The task: Copy exactly, and only, the lines from the line containing "Transcribe this image's" through the last line of the records below, both included.

Material for the task:

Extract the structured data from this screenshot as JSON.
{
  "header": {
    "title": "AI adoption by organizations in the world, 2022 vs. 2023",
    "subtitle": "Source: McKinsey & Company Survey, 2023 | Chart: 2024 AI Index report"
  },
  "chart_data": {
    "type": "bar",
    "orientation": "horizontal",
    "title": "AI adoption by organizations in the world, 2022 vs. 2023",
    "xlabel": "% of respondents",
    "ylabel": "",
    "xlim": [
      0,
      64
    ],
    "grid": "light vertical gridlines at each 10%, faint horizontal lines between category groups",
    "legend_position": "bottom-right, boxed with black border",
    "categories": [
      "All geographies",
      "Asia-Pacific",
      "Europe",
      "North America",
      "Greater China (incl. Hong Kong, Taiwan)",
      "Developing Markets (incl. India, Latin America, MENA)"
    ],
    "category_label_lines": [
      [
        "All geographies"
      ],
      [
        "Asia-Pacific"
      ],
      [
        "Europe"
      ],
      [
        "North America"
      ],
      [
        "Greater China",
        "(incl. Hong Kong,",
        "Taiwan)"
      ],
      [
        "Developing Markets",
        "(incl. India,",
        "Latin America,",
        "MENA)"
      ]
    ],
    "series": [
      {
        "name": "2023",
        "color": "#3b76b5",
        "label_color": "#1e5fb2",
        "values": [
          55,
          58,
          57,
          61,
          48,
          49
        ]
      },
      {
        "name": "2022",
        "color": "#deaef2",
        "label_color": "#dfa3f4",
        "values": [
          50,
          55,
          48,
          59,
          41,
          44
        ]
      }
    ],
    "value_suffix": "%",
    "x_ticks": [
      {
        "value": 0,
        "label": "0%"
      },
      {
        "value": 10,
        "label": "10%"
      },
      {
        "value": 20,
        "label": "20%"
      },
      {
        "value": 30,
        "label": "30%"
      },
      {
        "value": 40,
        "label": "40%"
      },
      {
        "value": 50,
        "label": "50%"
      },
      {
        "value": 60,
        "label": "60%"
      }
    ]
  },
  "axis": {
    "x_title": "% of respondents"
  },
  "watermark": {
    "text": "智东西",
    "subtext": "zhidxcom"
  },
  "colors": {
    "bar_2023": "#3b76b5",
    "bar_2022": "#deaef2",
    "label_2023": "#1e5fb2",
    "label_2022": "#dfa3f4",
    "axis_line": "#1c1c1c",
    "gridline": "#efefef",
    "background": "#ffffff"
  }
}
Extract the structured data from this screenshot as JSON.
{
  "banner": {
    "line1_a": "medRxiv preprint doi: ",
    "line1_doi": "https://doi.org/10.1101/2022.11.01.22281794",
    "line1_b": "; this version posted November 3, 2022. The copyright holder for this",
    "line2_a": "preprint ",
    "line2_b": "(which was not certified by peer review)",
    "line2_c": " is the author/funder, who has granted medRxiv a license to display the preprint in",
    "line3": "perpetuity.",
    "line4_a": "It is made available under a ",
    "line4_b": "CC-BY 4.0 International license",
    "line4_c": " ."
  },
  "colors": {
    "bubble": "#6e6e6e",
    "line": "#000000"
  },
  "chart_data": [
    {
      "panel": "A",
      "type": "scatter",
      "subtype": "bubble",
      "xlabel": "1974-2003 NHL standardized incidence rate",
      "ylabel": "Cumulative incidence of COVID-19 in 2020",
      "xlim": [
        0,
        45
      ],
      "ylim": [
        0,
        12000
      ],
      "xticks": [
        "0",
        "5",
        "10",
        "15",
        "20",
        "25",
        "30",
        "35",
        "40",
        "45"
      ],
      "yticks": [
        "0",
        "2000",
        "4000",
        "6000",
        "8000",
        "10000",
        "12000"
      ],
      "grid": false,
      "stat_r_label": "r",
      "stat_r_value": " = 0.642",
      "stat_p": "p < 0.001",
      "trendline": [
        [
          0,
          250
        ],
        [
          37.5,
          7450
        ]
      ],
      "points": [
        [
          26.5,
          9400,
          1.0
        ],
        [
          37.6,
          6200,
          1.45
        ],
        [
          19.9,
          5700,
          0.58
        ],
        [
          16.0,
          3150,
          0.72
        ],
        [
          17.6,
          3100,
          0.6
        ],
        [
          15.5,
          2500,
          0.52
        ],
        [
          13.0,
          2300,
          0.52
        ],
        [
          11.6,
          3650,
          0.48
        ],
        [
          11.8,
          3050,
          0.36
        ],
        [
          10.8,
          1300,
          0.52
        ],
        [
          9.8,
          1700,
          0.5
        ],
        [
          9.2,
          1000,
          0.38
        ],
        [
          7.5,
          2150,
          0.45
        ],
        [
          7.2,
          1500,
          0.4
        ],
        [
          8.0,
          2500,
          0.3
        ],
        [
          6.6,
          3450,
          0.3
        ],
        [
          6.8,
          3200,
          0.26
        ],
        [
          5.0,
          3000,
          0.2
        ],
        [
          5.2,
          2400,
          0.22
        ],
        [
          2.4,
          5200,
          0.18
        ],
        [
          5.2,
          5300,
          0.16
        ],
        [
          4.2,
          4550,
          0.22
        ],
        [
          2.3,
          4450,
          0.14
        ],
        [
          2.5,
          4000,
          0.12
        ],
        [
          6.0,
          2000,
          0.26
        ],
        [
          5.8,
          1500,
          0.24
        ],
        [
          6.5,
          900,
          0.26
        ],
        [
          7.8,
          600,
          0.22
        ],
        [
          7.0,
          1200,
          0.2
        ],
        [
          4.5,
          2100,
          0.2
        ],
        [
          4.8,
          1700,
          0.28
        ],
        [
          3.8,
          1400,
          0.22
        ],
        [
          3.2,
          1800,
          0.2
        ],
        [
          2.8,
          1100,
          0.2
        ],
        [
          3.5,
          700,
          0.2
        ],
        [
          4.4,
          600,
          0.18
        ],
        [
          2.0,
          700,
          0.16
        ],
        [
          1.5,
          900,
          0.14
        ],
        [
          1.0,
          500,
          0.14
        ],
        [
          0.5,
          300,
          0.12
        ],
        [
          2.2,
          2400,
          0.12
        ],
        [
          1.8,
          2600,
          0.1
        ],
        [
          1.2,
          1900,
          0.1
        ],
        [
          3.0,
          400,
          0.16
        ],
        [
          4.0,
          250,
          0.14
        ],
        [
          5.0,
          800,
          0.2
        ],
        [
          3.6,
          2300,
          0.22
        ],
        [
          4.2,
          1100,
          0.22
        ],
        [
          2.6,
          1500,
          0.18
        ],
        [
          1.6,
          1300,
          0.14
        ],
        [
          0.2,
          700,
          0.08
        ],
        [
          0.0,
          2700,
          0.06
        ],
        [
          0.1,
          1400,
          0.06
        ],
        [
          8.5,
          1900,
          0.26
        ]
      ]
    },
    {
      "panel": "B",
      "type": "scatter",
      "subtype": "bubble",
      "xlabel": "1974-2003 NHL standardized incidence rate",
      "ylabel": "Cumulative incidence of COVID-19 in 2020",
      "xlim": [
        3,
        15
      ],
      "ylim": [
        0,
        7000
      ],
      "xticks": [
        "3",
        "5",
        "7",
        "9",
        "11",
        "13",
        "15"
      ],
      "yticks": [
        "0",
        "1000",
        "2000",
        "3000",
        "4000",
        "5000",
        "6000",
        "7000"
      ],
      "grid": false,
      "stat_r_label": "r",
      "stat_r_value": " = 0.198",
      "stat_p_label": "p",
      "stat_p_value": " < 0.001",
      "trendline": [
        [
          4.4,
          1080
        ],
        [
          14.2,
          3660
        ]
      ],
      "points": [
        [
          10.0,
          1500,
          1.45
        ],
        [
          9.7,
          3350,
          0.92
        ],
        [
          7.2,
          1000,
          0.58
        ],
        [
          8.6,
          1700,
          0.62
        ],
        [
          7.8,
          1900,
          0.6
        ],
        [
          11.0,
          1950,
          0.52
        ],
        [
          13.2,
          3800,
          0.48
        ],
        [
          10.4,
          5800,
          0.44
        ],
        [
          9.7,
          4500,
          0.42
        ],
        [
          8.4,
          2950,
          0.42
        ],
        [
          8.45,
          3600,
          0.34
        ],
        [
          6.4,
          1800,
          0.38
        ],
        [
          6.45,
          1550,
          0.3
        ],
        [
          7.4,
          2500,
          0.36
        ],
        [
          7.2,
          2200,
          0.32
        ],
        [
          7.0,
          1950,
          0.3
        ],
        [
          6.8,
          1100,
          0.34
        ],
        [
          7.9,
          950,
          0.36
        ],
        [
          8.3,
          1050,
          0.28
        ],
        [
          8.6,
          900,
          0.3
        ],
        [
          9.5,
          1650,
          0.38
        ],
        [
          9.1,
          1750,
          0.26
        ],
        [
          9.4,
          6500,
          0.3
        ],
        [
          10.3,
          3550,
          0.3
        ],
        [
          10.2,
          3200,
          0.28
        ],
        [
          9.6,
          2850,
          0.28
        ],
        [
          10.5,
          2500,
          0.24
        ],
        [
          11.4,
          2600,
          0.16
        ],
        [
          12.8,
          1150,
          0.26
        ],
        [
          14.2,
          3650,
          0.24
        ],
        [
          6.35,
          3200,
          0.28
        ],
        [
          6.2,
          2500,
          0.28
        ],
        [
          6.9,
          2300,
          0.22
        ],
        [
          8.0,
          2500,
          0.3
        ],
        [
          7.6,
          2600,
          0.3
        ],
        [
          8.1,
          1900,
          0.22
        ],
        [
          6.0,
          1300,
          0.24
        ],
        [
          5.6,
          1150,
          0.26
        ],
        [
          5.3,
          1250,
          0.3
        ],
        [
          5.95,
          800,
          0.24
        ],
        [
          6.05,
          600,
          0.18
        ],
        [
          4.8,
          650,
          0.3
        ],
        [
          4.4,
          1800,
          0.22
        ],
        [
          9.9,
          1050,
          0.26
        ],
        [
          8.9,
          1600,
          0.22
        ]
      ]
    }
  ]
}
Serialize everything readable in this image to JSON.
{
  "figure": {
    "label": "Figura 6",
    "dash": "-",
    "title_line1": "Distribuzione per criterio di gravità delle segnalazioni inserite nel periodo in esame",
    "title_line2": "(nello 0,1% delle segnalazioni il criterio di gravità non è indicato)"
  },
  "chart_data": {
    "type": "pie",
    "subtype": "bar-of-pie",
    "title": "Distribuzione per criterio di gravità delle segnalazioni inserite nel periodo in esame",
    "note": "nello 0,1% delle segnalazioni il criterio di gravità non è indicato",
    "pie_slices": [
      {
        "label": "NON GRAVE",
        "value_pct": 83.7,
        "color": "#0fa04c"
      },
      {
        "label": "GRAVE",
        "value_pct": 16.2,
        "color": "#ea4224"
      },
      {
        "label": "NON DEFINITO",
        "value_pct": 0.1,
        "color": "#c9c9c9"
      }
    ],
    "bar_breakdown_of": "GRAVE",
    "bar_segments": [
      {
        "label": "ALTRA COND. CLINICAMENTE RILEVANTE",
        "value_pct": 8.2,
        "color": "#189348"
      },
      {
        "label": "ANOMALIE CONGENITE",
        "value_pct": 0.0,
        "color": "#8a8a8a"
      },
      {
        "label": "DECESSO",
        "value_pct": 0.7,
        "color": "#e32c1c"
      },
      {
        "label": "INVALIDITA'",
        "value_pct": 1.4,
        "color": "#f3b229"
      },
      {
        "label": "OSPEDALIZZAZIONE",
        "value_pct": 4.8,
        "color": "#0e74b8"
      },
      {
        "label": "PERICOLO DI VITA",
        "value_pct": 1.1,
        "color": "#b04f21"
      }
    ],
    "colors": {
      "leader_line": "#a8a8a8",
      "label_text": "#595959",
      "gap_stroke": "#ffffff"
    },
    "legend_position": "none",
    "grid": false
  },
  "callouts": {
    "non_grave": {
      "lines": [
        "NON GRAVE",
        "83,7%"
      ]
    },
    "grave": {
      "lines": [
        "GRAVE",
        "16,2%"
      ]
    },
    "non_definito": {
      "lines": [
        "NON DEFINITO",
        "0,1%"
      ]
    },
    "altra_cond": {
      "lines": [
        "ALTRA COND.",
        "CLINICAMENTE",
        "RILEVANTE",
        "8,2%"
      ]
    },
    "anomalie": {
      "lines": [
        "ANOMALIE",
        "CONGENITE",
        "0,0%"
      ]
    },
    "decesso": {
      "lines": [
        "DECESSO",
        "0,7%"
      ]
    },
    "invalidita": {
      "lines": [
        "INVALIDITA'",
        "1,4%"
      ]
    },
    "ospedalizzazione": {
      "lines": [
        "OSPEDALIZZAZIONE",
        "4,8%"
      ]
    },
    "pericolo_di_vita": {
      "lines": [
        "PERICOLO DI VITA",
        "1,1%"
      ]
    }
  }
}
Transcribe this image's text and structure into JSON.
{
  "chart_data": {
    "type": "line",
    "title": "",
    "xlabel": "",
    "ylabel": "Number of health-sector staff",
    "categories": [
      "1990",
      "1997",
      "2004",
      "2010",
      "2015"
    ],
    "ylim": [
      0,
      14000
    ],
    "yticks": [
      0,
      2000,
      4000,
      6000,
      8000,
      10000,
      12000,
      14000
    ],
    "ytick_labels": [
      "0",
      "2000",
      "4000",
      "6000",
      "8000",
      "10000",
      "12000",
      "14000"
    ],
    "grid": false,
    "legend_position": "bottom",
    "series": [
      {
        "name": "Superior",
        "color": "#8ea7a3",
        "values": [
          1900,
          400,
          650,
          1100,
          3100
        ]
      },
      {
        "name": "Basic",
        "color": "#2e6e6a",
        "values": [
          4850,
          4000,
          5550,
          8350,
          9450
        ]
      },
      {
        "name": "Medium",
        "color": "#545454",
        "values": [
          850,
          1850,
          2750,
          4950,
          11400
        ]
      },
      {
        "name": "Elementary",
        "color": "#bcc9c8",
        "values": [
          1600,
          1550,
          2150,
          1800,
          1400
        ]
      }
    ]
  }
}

Result of the exercise:
Transcribe this image's text and structure into JSON.
{
  "chart_data": {
    "type": "line",
    "title": "",
    "xlabel": "",
    "ylabel": "Number of health-sector staff",
    "categories": [
      "1990",
      "1997",
      "2004",
      "2010",
      "2015"
    ],
    "ylim": [
      0,
      14000
    ],
    "yticks": [
      0,
      2000,
      4000,
      6000,
      8000,
      10000,
      12000,
      14000
    ],
    "ytick_labels": [
      "0",
      "2000",
      "4000",
      "6000",
      "8000",
      "10000",
      "12000",
      "14000"
    ],
    "grid": false,
    "legend_position": "bottom",
    "series": [
      {
        "name": "Superior",
        "color": "#8ea7a3",
        "values": [
          1900,
          400,
          650,
          1100,
          3100
        ]
      },
      {
        "name": "Basic",
        "color": "#2e6e6a",
        "values": [
          4850,
          4000,
          5550,
          8350,
          9450
        ]
      },
      {
        "name": "Medium",
        "color": "#545454",
        "values": [
          850,
          1850,
          2750,
          4950,
          11400
        ]
      },
      {
        "name": "Elementary",
        "color": "#bcc9c8",
        "values": [
          1600,
          1550,
          2150,
          1800,
          1400
        ]
      }
    ]
  }
}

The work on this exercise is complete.